### Metin alıntısı
============

"İçtihat Metni"
İNCELENEN KARARIN
MAHKEMESİ :Asliye Hukuk (Aile) Mahkemesi
SAYISI : 2017/12 E., 2023/76 K.
DAVA TARİHİ : 12.08.2009
KARAR : Kısmen kabul kısmen ret/Karar verilmesine yer olmadığına
Taraflar arasındaki katılma alacağı ve ziynet eşyalarının aynen, mümkün olmaması halinde bedelinin iadesi davasından dolayı bozma sonrası yapılan yargılama sonunda, Mahkemece katılma alacağı yönünden davanın kısmen kabulüne kısmen reddine, ziynet eşyaları yönünden karar verilmesine yer olmadığına karar verilmiştir.
Mahkeme kararı davacı kadın vekili ve davalı erkek vekili tarafından temyiz edilmekle; kesinlik, süre, temyiz şartı ve diğer usul eksiklikleri yönünden yapılan ön inceleme sonucunda, temyiz dilekçesinin kabulüne karar verildikten ve Tetkik Hâkimi tarafından hazırlanan rapor dinlendikten sonra dosyadaki belgeler incelenip gereği düşünüldü:
I. DAVA
1. Davacı kadın vekili dava dilekçesinde; müvekkiline ait olan 22 ayar 5 adet çift burgulu bilezik, 20 ayar 2 adet Adana burgu bilezik, 14 ayar takı seti, 20 ayar 3 adet geniş bilezik ile müvekkilinin kıdem tazminatı ve işçilik alacağı ile alınan 20 ayar 5 adet Adana burgu bilezik ve 1 adet 22 gr ayar geniş künye bileziğin müvekkiline iadesini, mümkün olmaması halinde değeri olan 12.000,00 TL alacağın dava tarihinden itibaren faizi ile birlikte tahsilini; evlilik birliği içinde davalı adına alınan aracın da yarısının müvekkili adına tescilini, fazlaya ilişkin hakların saklı tutulmasını talep ve dava etmiştir.
2. Davacı kadın vekili 22.09.2010 tarihli dilekçesinde; aracın değerinin takriben 8.000,00 TL, talep edilen hisse değerininde 4.000,00 TL olduğunu açıklamıştır.
3. Davacı kadın ve vekili 19.09.2013 tarihli celsede; araç yönünden tescil değil, bedelinin yarısının tahsilini talep ettiklerini beyan etmişlerdir.

============

### Sağlanan veriler
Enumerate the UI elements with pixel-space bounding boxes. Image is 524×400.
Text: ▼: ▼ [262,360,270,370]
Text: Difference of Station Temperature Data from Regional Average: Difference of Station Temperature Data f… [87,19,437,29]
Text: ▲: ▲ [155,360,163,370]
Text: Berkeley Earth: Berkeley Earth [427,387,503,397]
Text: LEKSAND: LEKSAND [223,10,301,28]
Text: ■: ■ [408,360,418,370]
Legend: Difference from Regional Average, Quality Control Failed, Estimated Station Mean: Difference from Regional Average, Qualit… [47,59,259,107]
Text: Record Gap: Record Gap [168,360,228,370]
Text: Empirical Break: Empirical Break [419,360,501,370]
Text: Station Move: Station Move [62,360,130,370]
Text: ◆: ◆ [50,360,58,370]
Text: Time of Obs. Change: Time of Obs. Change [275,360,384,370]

============

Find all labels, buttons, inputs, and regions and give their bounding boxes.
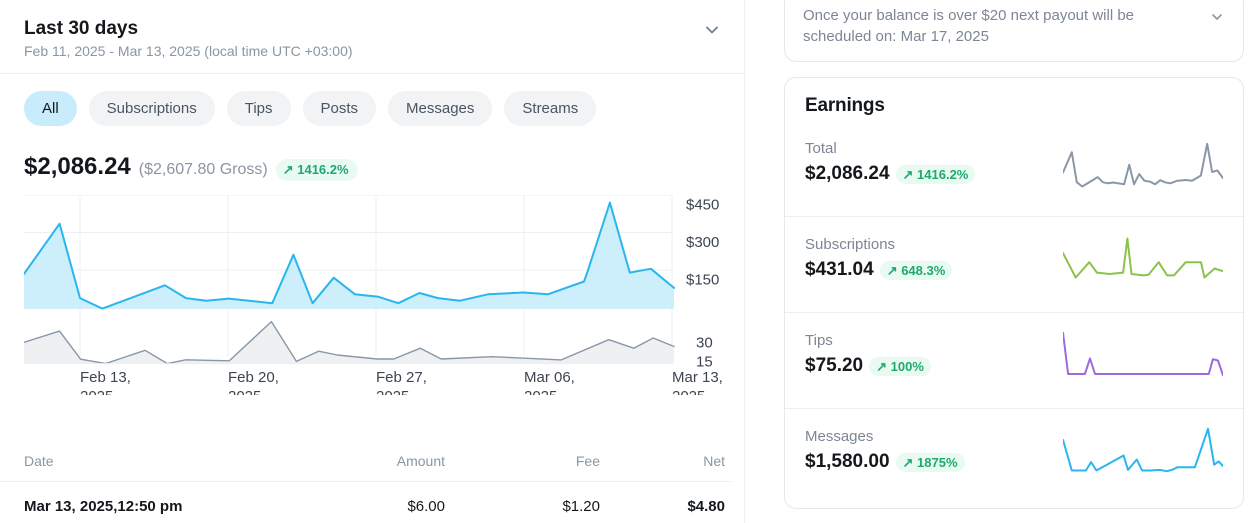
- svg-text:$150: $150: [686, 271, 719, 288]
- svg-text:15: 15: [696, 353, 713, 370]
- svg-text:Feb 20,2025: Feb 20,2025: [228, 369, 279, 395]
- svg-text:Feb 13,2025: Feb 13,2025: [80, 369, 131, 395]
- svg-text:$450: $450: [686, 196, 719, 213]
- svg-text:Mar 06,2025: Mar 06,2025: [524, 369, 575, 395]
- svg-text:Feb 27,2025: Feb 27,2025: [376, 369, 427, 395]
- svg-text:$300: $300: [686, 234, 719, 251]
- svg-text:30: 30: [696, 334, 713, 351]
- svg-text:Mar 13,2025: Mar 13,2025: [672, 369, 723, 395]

============

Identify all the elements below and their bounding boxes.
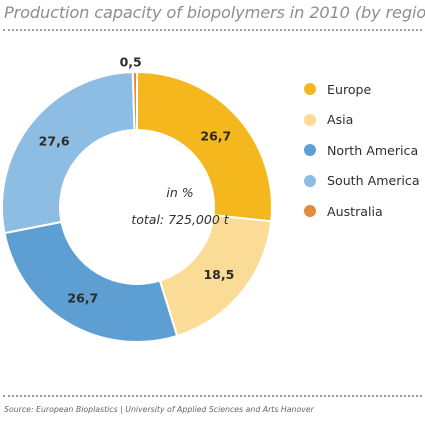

============

### Yapmanız gerekenler
İçtihat metnine göre temyiz dilekçesinin kabulüne hangi incelemenin sonucunda karar verildiğini açıklayın.

### Görev çıktısı
Temyiz dilekçesinin kabulüne, Mahkeme kararının kesinlik, süre, temyiz şartı ve diğer usul eksiklikleri yönünden yapılan ön incelemesi sonucunda karar verilmiştir.